Drop the images; return everything else in the listing below exactly.

= = = = = = =

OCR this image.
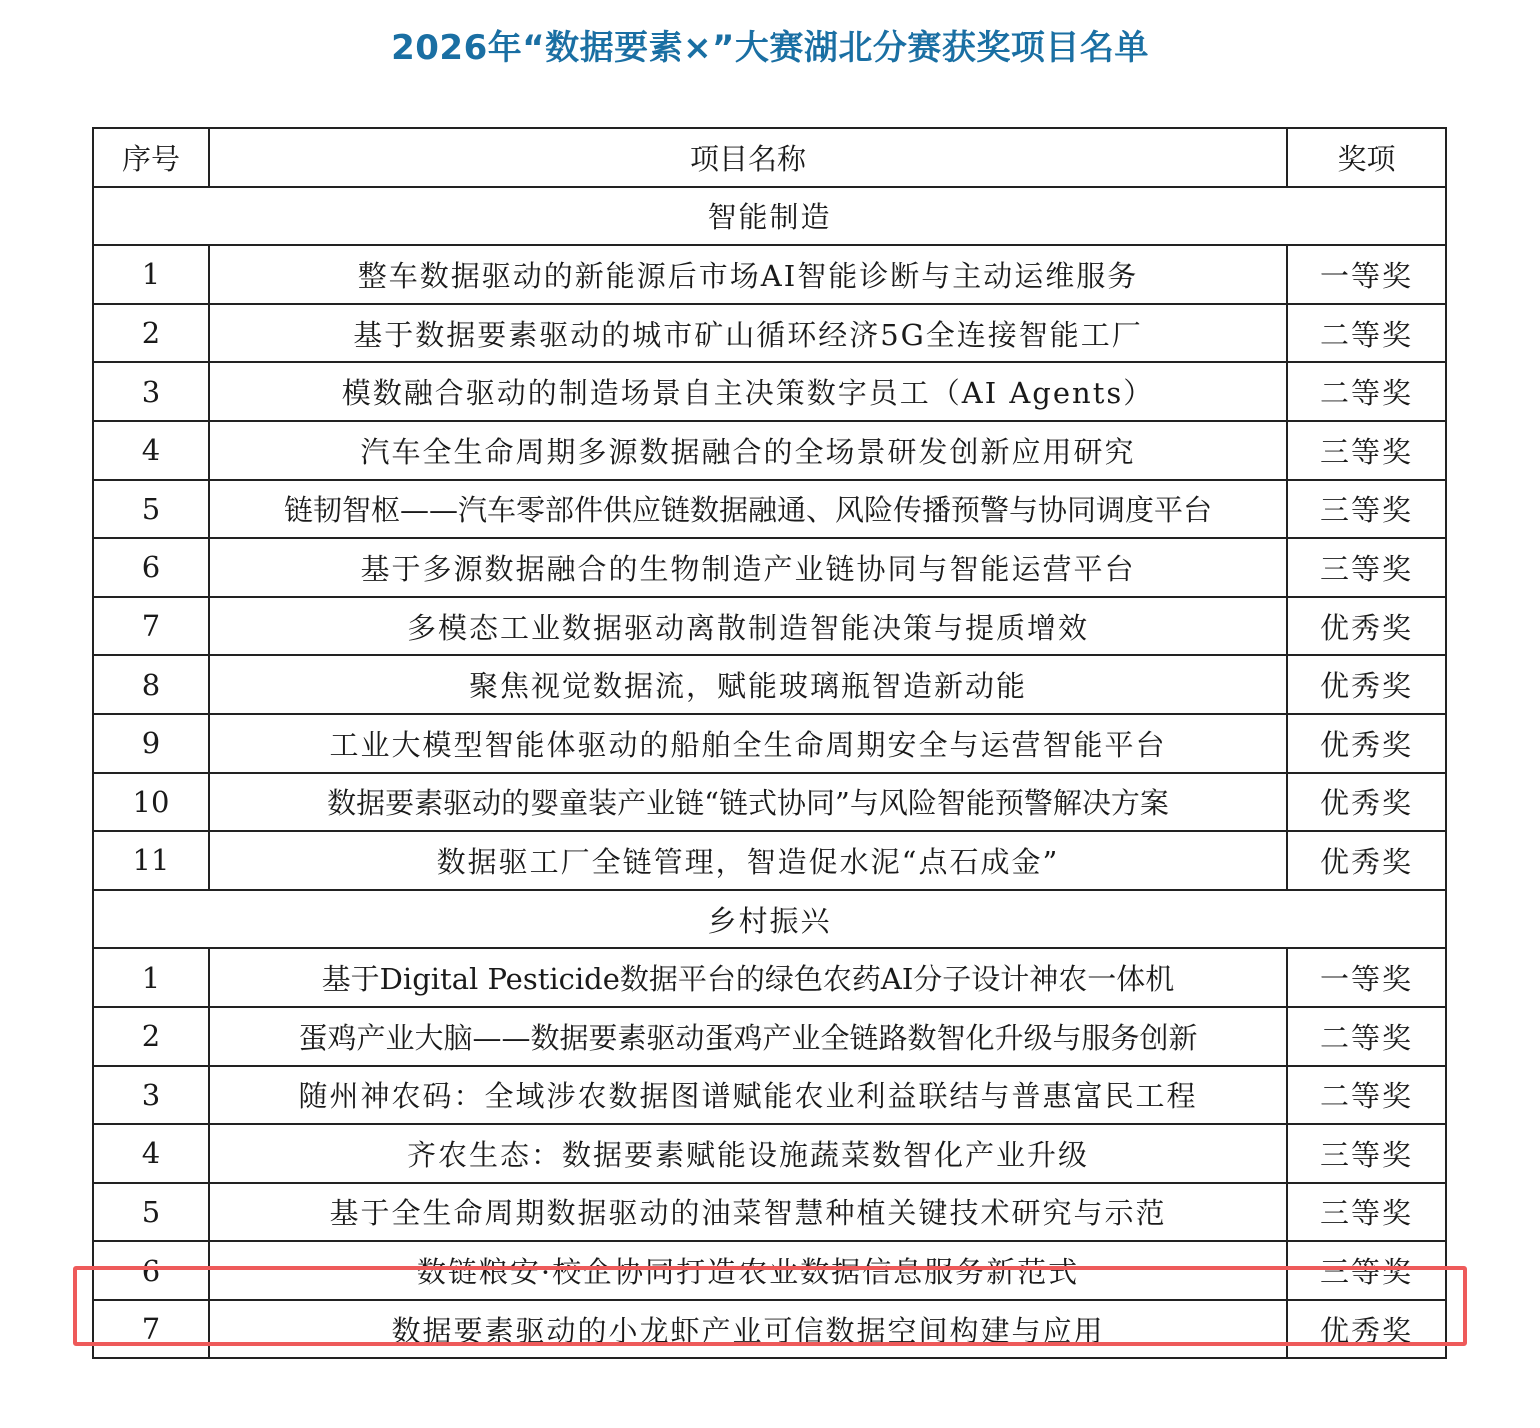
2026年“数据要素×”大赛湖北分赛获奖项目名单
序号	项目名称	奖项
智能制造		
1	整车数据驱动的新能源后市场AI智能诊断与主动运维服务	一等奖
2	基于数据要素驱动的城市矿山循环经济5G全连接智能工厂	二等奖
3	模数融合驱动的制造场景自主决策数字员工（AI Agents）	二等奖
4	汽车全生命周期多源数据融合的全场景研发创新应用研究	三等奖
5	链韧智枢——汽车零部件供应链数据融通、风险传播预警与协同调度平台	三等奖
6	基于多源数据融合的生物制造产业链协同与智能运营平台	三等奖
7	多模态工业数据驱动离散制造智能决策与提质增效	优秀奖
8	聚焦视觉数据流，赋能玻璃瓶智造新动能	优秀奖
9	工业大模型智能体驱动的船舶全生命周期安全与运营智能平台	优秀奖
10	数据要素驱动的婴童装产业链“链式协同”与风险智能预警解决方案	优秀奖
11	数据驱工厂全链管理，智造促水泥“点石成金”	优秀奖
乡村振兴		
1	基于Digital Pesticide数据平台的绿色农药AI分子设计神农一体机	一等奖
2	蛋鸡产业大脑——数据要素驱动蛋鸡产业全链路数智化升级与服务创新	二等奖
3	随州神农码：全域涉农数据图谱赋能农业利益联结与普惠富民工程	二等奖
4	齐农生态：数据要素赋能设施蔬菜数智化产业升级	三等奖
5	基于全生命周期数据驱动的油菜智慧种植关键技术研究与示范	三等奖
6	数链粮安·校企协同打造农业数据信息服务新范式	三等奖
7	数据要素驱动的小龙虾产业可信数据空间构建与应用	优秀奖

= = = = = = =

• [TASK RESULT]
OCR this image.
2026年“数据要素×”大赛湖北分赛获奖项目名单
序号	项目名称	奖项
智能制造		
1	整车数据驱动的新能源后市场AI智能诊断与主动运维服务	一等奖
2	基于数据要素驱动的城市矿山循环经济5G全连接智能工厂	二等奖
3	模数融合驱动的制造场景自主决策数字员工（AI Agents）	二等奖
4	汽车全生命周期多源数据融合的全场景研发创新应用研究	三等奖
5	链韧智枢——汽车零部件供应链数据融通、风险传播预警与协同调度平台	三等奖
6	基于多源数据融合的生物制造产业链协同与智能运营平台	三等奖
7	多模态工业数据驱动离散制造智能决策与提质增效	优秀奖
8	聚焦视觉数据流，赋能玻璃瓶智造新动能	优秀奖
9	工业大模型智能体驱动的船舶全生命周期安全与运营智能平台	优秀奖
10	数据要素驱动的婴童装产业链“链式协同”与风险智能预警解决方案	优秀奖
11	数据驱工厂全链管理，智造促水泥“点石成金”	优秀奖
乡村振兴		
1	基于Digital Pesticide数据平台的绿色农药AI分子设计神农一体机	一等奖
2	蛋鸡产业大脑——数据要素驱动蛋鸡产业全链路数智化升级与服务创新	二等奖
3	随州神农码：全域涉农数据图谱赋能农业利益联结与普惠富民工程	二等奖
4	齐农生态：数据要素赋能设施蔬菜数智化产业升级	三等奖
5	基于全生命周期数据驱动的油菜智慧种植关键技术研究与示范	三等奖
6	数链粮安·校企协同打造农业数据信息服务新范式	三等奖
7	数据要素驱动的小龙虾产业可信数据空间构建与应用	优秀奖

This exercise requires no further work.